PROBLEM DETAILS
Copy every line of the data that contains the string "Сведения".

RECORDS TO USE
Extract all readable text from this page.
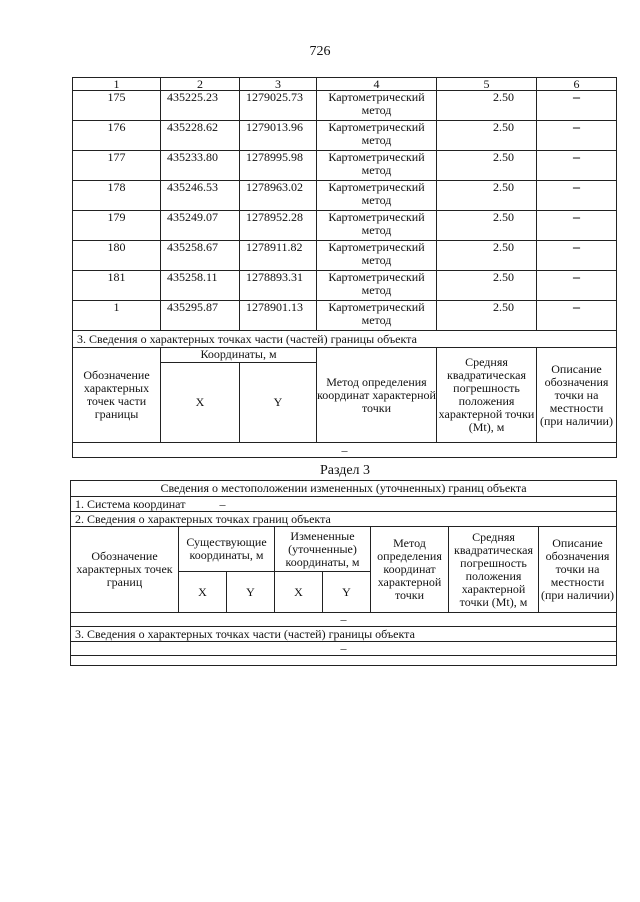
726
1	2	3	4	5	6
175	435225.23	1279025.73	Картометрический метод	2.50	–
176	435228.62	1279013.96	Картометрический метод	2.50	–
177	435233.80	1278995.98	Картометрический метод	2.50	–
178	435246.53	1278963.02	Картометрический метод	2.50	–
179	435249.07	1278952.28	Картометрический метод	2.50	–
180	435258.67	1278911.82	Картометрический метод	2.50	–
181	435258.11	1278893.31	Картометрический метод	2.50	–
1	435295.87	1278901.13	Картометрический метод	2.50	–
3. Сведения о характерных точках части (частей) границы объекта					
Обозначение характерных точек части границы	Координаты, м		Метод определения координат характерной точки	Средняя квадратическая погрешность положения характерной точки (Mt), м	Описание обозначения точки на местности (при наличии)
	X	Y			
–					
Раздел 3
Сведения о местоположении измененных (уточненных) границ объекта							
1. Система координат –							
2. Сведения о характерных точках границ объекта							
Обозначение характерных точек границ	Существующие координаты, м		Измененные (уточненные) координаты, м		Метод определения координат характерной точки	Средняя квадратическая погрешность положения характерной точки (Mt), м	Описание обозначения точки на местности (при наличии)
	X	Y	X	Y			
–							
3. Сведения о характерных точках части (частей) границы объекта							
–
...
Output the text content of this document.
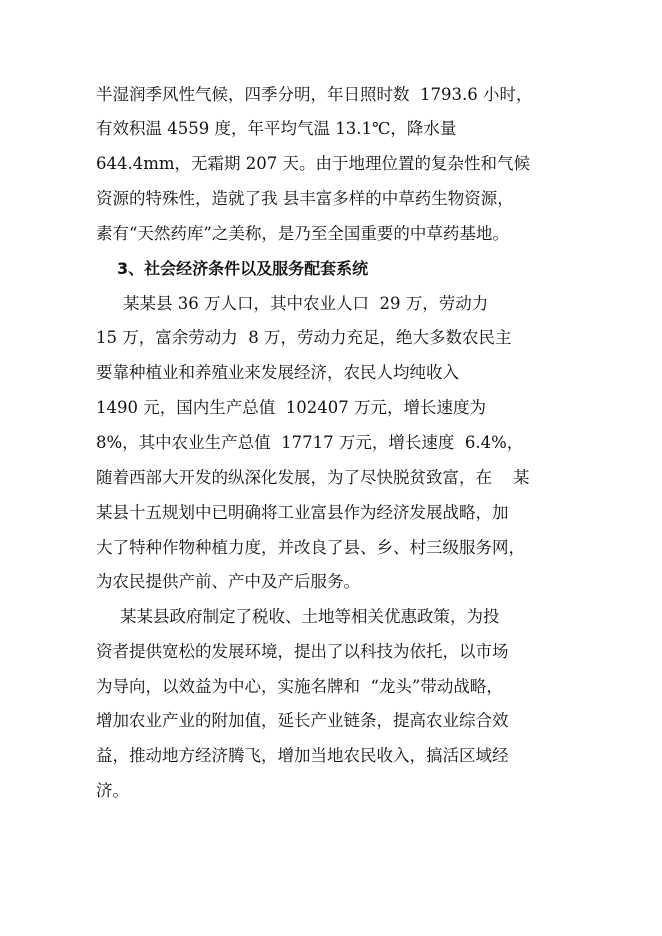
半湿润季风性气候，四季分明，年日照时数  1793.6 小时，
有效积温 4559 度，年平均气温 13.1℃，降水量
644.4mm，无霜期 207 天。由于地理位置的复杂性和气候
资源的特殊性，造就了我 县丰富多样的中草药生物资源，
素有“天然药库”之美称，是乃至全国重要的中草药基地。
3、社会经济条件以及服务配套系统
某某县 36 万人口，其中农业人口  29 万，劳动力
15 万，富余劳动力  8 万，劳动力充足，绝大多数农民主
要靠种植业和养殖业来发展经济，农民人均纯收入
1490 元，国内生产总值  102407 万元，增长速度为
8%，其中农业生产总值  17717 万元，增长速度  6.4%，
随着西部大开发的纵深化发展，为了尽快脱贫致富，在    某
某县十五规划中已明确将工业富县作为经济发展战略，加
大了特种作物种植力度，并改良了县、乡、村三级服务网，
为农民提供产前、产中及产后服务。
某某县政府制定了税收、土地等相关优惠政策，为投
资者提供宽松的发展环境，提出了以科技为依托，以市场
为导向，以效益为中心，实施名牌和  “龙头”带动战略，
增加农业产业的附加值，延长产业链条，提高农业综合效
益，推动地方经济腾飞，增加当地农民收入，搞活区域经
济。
---
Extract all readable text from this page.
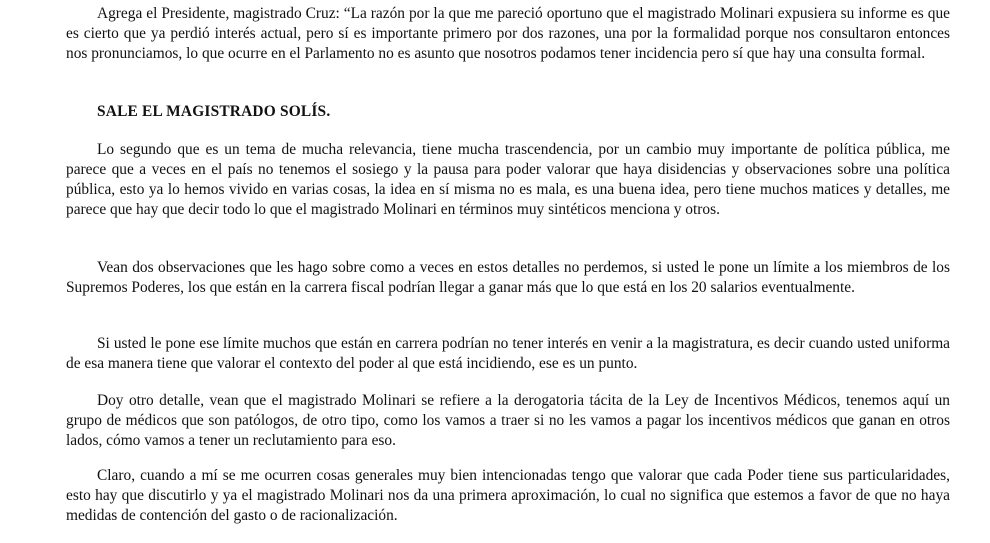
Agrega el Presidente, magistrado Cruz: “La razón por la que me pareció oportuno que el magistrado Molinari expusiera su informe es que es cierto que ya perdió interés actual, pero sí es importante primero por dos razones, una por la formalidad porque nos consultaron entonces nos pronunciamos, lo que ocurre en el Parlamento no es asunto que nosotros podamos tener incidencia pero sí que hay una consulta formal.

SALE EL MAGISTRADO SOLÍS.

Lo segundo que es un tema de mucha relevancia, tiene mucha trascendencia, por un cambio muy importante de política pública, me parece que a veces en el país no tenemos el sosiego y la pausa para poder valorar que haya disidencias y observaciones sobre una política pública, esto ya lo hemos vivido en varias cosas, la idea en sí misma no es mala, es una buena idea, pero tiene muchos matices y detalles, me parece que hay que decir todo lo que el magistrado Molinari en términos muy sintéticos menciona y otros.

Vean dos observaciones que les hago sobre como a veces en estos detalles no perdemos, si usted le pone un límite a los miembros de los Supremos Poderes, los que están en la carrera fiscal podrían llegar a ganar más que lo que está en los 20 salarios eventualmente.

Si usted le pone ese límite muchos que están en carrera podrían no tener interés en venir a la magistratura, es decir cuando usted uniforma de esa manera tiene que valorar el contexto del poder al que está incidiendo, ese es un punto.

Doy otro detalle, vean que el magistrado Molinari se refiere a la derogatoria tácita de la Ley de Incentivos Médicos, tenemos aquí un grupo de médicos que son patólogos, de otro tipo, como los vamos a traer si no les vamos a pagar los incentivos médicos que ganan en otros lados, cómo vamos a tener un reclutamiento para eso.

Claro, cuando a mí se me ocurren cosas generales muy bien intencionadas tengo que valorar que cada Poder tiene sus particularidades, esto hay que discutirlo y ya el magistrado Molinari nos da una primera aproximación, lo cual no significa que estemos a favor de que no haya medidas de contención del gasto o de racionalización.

OUTPUT OF THE EXERCISE
3. Сведения о характерных точках части (частей) границы объекта					
Сведения о местоположении измененных (уточненных) границ объекта							
2. Сведения о характерных точках границ объекта							
3. Сведения о характерных точках части (частей) границы объекта							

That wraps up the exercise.